Exercise directions: Count every line that holds the string "this", and report the number alone.

◇ ◇ ◇ ◇ ◇

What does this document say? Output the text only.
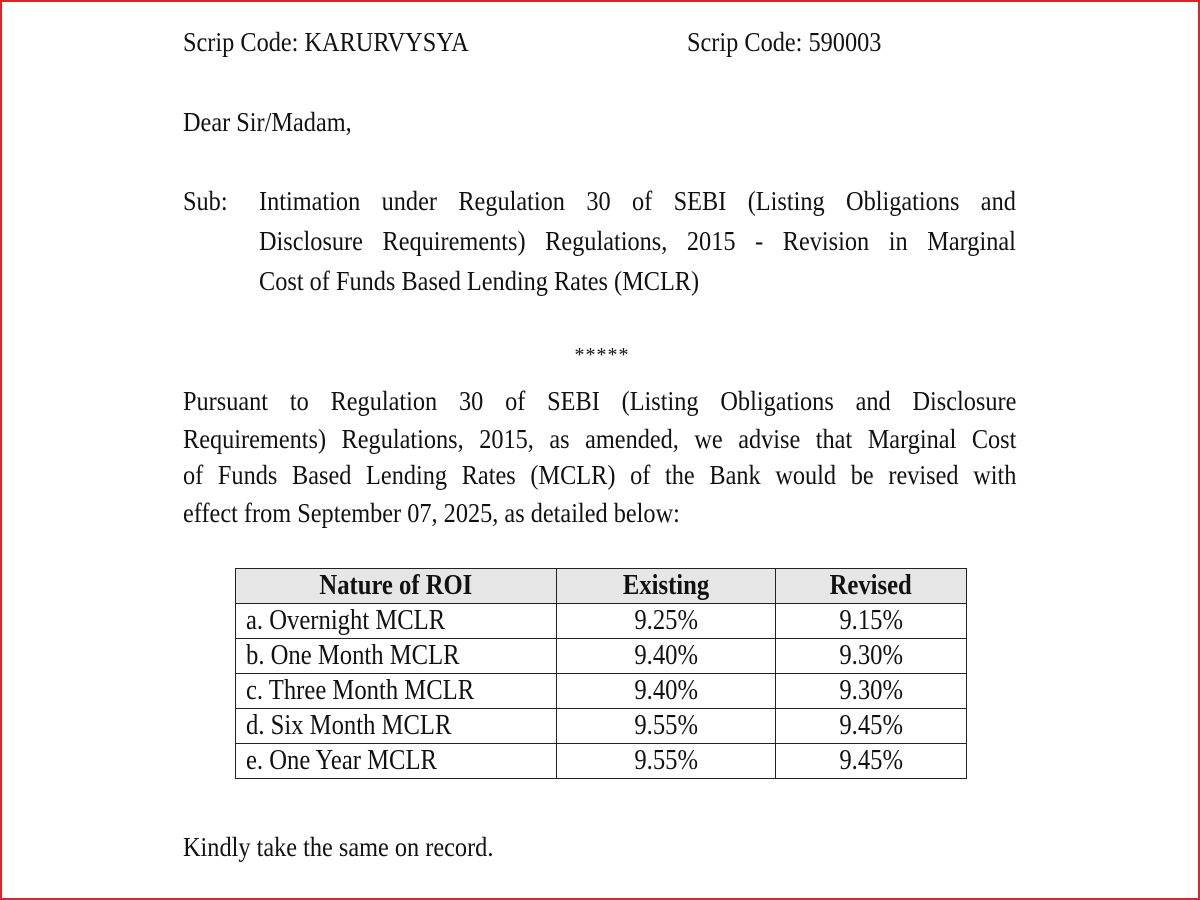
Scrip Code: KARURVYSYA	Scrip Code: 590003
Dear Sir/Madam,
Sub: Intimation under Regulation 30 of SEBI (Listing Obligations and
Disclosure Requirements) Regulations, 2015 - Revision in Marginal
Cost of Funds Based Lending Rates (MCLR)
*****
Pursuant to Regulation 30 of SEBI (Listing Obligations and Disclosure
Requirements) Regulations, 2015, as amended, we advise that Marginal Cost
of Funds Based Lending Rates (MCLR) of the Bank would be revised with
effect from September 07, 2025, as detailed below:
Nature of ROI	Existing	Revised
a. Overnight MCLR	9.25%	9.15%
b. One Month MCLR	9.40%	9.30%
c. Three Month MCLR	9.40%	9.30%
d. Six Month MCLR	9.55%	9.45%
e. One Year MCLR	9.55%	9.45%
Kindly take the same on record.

◇ ◇ ◇ ◇ ◇

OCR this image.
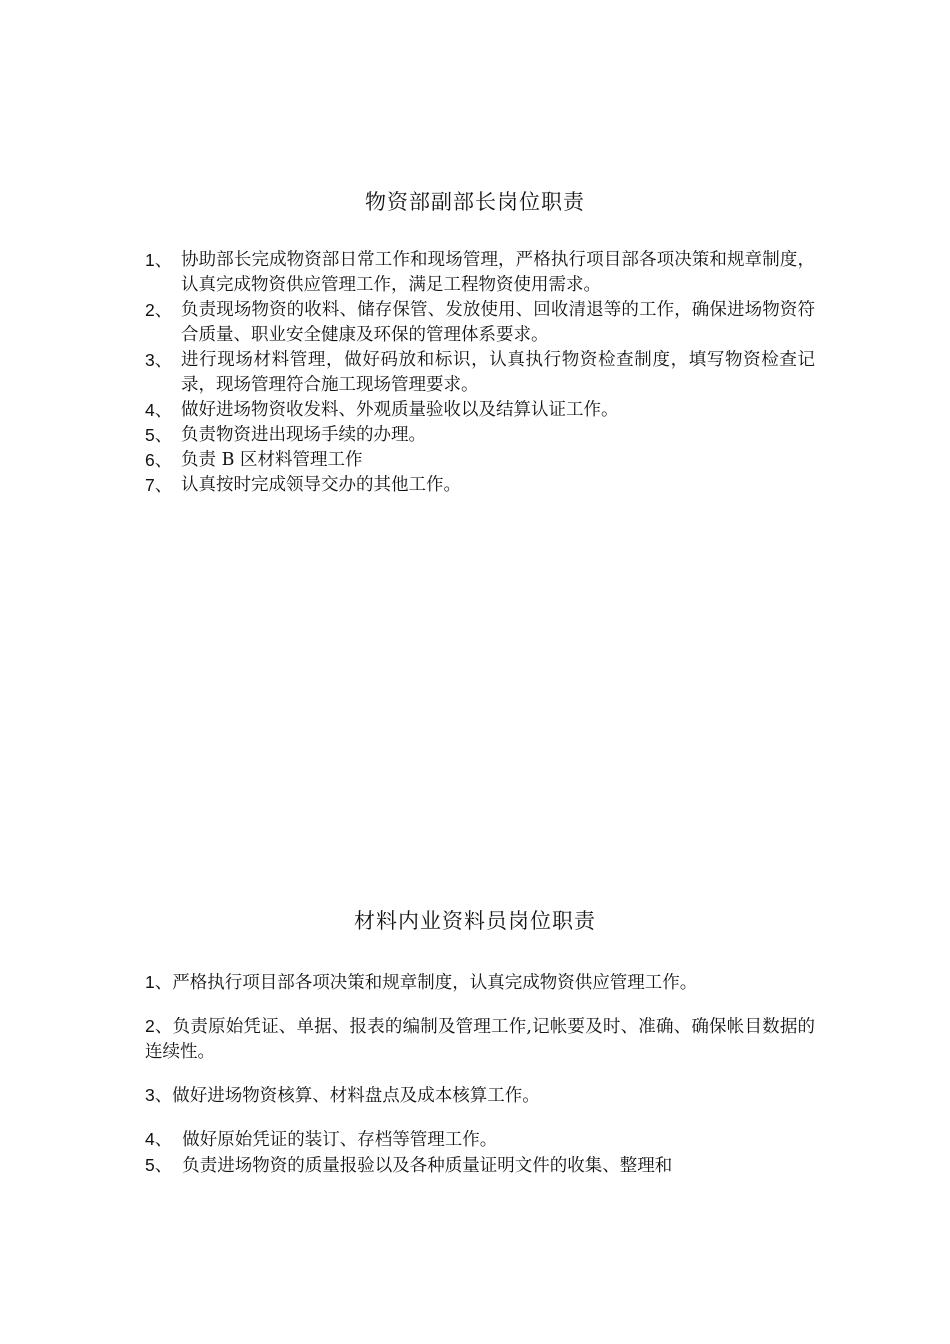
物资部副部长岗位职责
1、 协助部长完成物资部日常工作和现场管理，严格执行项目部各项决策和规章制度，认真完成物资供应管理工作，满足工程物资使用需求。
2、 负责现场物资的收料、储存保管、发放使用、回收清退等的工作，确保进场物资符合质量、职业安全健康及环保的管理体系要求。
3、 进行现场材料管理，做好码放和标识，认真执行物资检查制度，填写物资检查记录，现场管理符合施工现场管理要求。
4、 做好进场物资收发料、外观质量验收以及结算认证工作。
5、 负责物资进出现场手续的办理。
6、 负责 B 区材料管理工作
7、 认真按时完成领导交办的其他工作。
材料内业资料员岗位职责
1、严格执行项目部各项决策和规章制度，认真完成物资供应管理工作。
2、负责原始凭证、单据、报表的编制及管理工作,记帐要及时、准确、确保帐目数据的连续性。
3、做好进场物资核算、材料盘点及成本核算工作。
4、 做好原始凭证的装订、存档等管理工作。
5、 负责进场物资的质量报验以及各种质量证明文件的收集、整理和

◇ ◇ ◇ ◇ ◇

Task solution: 2